What is the number of lines containing the string "личном"? Answer with the number only.

------ Excerpted records ------

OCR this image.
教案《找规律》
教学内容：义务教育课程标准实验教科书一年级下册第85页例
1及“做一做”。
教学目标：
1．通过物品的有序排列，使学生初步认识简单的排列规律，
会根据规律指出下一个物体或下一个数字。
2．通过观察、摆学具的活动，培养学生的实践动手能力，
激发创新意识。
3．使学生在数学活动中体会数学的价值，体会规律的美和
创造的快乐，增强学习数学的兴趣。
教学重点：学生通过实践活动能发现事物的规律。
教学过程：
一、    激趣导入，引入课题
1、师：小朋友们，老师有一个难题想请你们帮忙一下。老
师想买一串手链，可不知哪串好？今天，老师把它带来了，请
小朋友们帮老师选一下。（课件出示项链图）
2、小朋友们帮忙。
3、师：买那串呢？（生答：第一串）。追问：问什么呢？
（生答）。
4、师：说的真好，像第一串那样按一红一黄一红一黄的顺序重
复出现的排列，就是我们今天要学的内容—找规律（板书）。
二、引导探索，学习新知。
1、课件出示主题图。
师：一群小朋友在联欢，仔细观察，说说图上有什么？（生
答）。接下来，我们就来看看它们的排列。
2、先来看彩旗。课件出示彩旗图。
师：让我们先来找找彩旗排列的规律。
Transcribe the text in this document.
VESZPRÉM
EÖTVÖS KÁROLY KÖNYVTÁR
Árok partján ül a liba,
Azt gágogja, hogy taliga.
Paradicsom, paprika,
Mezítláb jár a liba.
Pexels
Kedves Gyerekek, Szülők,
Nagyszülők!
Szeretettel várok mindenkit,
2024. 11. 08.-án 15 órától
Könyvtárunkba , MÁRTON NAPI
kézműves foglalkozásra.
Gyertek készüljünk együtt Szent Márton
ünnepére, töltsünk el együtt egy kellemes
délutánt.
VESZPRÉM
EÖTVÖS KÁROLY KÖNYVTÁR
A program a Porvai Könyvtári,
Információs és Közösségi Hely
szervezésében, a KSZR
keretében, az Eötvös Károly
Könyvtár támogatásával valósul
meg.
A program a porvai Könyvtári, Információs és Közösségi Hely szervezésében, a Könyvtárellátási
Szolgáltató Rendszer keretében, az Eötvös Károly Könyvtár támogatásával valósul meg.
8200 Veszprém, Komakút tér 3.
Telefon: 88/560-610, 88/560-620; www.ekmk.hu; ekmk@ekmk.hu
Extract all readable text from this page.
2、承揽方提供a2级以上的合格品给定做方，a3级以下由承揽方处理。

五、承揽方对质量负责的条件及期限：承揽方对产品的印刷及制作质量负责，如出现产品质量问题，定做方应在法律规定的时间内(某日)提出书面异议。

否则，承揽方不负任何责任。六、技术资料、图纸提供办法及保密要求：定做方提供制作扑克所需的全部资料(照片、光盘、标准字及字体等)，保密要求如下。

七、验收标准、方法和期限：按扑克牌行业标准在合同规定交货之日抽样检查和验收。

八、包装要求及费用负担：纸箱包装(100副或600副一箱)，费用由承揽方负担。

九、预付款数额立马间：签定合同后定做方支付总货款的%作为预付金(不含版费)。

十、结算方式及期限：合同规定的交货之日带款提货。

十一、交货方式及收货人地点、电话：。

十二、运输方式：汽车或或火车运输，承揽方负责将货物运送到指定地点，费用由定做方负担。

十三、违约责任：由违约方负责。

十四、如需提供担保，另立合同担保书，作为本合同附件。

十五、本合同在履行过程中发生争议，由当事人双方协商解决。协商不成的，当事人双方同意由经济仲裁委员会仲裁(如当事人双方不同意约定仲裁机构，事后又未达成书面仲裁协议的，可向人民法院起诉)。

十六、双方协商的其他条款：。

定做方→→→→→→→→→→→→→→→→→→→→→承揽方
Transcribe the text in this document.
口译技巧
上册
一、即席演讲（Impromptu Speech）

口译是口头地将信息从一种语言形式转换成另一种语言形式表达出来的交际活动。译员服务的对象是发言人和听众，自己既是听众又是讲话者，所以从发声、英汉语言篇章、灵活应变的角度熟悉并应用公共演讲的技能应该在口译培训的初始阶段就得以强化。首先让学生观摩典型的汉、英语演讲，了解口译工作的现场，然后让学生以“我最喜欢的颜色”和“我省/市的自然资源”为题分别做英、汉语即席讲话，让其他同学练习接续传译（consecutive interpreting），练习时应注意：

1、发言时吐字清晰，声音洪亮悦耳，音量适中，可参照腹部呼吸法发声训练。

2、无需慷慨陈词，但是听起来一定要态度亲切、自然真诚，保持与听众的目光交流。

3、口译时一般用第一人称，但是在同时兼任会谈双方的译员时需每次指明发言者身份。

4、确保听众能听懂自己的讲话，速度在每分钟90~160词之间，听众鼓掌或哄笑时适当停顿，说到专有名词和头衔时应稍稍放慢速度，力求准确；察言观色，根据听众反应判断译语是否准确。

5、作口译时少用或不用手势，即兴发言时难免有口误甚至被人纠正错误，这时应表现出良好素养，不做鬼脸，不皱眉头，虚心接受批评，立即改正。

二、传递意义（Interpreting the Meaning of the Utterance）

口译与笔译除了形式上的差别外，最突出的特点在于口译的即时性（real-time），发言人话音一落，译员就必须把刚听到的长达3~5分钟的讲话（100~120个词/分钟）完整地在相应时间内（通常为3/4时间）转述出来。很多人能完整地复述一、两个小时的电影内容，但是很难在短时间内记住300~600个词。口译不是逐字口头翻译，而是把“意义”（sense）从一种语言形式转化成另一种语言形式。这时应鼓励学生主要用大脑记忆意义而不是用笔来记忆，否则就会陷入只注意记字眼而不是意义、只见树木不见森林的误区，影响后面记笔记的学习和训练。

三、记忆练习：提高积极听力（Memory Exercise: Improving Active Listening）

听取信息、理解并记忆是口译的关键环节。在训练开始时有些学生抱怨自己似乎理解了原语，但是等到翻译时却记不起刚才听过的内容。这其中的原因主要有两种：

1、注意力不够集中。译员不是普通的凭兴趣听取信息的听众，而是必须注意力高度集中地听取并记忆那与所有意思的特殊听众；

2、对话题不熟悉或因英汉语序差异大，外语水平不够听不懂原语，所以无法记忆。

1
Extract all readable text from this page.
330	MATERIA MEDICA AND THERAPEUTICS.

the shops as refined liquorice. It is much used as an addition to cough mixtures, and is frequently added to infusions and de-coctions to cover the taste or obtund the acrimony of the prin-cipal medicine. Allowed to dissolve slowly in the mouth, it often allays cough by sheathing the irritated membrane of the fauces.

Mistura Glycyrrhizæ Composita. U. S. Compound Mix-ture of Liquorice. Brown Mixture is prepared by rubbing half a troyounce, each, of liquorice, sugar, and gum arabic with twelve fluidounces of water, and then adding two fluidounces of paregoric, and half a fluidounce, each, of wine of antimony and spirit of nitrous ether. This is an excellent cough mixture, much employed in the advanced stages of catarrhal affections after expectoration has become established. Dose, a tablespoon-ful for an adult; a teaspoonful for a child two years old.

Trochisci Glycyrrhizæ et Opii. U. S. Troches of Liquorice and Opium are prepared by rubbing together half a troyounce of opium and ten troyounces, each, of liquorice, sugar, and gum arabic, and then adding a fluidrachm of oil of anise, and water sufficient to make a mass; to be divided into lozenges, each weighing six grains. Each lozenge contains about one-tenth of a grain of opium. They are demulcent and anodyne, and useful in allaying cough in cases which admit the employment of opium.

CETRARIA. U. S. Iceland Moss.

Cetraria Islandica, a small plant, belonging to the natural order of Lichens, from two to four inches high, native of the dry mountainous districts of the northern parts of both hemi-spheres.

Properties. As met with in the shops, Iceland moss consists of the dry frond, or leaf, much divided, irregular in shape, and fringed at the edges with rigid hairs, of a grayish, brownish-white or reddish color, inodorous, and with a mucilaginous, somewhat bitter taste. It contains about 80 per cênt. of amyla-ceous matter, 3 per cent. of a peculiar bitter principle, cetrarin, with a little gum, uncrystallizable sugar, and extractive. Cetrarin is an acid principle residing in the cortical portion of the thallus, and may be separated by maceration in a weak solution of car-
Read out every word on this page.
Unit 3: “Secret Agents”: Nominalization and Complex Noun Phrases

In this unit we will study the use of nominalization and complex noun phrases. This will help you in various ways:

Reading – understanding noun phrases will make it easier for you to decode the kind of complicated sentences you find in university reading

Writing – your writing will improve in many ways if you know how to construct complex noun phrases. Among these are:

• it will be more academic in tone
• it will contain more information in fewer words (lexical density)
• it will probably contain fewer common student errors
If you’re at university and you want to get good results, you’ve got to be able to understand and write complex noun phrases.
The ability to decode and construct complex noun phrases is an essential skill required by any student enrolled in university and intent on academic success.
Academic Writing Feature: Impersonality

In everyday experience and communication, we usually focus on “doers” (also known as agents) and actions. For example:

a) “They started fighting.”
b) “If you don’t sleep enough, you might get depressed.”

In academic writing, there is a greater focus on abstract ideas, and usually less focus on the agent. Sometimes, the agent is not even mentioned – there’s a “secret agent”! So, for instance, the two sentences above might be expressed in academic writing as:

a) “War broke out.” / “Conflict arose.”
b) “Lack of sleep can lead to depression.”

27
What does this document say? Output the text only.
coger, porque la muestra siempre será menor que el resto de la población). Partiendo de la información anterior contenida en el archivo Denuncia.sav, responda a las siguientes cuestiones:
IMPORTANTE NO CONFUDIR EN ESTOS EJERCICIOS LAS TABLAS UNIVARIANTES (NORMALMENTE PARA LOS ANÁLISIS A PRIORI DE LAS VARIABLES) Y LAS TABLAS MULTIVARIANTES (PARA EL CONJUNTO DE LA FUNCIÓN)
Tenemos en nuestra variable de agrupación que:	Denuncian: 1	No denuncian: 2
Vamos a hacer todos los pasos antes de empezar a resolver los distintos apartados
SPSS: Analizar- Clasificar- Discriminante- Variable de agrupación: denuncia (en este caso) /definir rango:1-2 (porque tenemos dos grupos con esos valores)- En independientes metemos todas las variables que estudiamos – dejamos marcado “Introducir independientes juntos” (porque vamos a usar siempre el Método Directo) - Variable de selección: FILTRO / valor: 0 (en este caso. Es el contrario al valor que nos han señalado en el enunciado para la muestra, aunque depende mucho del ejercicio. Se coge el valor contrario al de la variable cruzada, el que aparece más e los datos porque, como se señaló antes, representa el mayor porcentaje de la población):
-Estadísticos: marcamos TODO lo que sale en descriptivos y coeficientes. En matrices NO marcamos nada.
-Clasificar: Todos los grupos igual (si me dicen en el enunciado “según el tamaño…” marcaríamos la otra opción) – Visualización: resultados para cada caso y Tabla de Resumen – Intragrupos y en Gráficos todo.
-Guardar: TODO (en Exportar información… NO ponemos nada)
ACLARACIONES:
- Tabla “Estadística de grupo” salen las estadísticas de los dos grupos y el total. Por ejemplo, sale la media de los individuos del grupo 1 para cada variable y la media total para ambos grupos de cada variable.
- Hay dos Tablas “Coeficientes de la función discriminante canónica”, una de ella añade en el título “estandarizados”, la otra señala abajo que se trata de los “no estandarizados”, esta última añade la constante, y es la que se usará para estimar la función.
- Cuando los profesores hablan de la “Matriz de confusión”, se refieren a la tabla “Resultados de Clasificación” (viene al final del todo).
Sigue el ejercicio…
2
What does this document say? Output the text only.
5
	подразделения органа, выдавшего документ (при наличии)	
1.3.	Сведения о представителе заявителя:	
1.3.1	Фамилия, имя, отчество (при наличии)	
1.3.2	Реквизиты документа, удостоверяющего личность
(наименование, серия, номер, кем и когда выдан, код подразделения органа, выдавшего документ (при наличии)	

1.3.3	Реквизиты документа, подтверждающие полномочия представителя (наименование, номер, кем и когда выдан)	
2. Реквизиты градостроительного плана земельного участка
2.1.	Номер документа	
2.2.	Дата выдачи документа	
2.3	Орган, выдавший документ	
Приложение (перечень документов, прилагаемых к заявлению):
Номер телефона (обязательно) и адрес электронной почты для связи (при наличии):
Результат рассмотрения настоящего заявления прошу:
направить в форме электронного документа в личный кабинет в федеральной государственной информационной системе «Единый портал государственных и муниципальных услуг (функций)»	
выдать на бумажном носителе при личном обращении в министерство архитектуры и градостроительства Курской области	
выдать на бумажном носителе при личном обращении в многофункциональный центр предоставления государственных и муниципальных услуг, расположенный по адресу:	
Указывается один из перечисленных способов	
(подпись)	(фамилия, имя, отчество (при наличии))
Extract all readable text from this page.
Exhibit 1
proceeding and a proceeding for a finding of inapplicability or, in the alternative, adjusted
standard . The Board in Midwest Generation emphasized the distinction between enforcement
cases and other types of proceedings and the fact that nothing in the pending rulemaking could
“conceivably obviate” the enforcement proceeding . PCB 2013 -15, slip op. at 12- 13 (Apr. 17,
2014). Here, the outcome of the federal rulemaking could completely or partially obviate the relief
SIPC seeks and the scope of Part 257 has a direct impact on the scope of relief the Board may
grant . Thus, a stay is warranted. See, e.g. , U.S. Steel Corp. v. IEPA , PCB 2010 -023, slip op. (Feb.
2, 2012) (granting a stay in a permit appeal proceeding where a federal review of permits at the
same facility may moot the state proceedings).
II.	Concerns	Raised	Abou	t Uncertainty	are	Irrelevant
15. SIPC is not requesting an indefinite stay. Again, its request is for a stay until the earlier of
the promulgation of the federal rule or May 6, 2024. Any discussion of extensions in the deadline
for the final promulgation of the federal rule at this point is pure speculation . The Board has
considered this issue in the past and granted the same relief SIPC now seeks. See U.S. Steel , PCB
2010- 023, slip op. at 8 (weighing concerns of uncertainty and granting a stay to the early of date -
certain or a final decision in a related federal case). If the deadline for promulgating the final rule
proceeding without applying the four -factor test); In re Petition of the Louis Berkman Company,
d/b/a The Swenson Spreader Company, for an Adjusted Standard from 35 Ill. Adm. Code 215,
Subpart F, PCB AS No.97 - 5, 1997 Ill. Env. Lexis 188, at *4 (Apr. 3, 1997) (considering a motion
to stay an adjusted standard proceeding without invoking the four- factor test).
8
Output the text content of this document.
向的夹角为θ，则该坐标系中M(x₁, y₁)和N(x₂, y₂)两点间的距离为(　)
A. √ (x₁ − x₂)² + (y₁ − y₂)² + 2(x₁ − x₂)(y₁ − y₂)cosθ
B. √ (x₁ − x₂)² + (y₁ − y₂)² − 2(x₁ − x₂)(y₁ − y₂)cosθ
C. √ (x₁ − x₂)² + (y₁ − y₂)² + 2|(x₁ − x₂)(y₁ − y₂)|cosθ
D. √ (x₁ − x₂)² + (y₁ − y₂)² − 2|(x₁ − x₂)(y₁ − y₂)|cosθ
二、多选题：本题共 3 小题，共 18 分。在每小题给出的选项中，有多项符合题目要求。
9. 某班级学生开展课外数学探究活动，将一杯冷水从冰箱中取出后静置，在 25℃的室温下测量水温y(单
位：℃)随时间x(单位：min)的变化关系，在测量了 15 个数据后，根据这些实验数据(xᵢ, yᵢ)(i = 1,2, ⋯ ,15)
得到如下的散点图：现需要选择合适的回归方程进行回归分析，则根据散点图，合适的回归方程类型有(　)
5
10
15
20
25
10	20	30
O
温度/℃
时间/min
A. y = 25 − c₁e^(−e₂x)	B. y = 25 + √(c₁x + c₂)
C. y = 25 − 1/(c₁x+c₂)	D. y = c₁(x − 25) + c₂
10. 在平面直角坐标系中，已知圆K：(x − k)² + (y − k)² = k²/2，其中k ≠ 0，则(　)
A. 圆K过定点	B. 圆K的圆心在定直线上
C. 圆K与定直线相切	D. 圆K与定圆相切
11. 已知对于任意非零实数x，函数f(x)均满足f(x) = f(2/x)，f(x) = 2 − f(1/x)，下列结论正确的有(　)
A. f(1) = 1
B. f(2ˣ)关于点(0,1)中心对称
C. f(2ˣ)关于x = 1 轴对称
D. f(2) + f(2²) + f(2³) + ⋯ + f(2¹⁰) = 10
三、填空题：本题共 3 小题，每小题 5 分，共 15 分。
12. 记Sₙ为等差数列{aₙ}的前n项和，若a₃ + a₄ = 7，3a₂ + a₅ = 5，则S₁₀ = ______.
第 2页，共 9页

------

Completed task:
2